**DATA SUPPLIED:**
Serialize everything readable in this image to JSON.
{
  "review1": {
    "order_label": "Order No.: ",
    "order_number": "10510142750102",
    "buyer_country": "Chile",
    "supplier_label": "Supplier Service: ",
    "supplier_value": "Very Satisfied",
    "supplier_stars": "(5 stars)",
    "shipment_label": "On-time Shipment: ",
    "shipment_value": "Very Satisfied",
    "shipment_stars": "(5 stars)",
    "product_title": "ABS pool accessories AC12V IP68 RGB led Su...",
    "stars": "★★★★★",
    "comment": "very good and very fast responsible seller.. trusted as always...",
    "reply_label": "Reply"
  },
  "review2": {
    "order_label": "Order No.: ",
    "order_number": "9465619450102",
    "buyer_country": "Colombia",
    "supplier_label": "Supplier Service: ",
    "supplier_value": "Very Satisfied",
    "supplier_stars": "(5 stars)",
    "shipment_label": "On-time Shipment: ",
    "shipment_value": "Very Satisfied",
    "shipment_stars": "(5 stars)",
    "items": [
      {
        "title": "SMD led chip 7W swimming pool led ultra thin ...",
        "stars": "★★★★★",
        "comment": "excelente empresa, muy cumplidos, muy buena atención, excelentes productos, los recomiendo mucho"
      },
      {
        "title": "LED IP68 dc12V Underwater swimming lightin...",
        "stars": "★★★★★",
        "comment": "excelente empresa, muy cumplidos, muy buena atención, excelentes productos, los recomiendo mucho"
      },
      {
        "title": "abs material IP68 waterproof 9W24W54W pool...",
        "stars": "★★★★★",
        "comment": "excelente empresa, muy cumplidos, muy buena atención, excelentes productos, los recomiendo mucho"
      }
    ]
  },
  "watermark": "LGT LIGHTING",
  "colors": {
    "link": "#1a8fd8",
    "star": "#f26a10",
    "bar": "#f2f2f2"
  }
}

**AIM OF THE EXERCISE:**
Type out the material again exactly as presented.

**RIGHT ANSWER:**
Serialize everything readable in this image to JSON.
{
  "review1": {
    "order_label": "Order No.: ",
    "order_number": "10510142750102",
    "buyer_country": "Chile",
    "supplier_label": "Supplier Service: ",
    "supplier_value": "Very Satisfied",
    "supplier_stars": "(5 stars)",
    "shipment_label": "On-time Shipment: ",
    "shipment_value": "Very Satisfied",
    "shipment_stars": "(5 stars)",
    "product_title": "ABS pool accessories AC12V IP68 RGB led Su...",
    "stars": "★★★★★",
    "comment": "very good and very fast responsible seller.. trusted as always...",
    "reply_label": "Reply"
  },
  "review2": {
    "order_label": "Order No.: ",
    "order_number": "9465619450102",
    "buyer_country": "Colombia",
    "supplier_label": "Supplier Service: ",
    "supplier_value": "Very Satisfied",
    "supplier_stars": "(5 stars)",
    "shipment_label": "On-time Shipment: ",
    "shipment_value": "Very Satisfied",
    "shipment_stars": "(5 stars)",
    "items": [
      {
        "title": "SMD led chip 7W swimming pool led ultra thin ...",
        "stars": "★★★★★",
        "comment": "excelente empresa, muy cumplidos, muy buena atención, excelentes productos, los recomiendo mucho"
      },
      {
        "title": "LED IP68 dc12V Underwater swimming lightin...",
        "stars": "★★★★★",
        "comment": "excelente empresa, muy cumplidos, muy buena atención, excelentes productos, los recomiendo mucho"
      },
      {
        "title": "abs material IP68 waterproof 9W24W54W pool...",
        "stars": "★★★★★",
        "comment": "excelente empresa, muy cumplidos, muy buena atención, excelentes productos, los recomiendo mucho"
      }
    ]
  },
  "watermark": "LGT LIGHTING",
  "colors": {
    "link": "#1a8fd8",
    "star": "#f26a10",
    "bar": "#f2f2f2"
  }
}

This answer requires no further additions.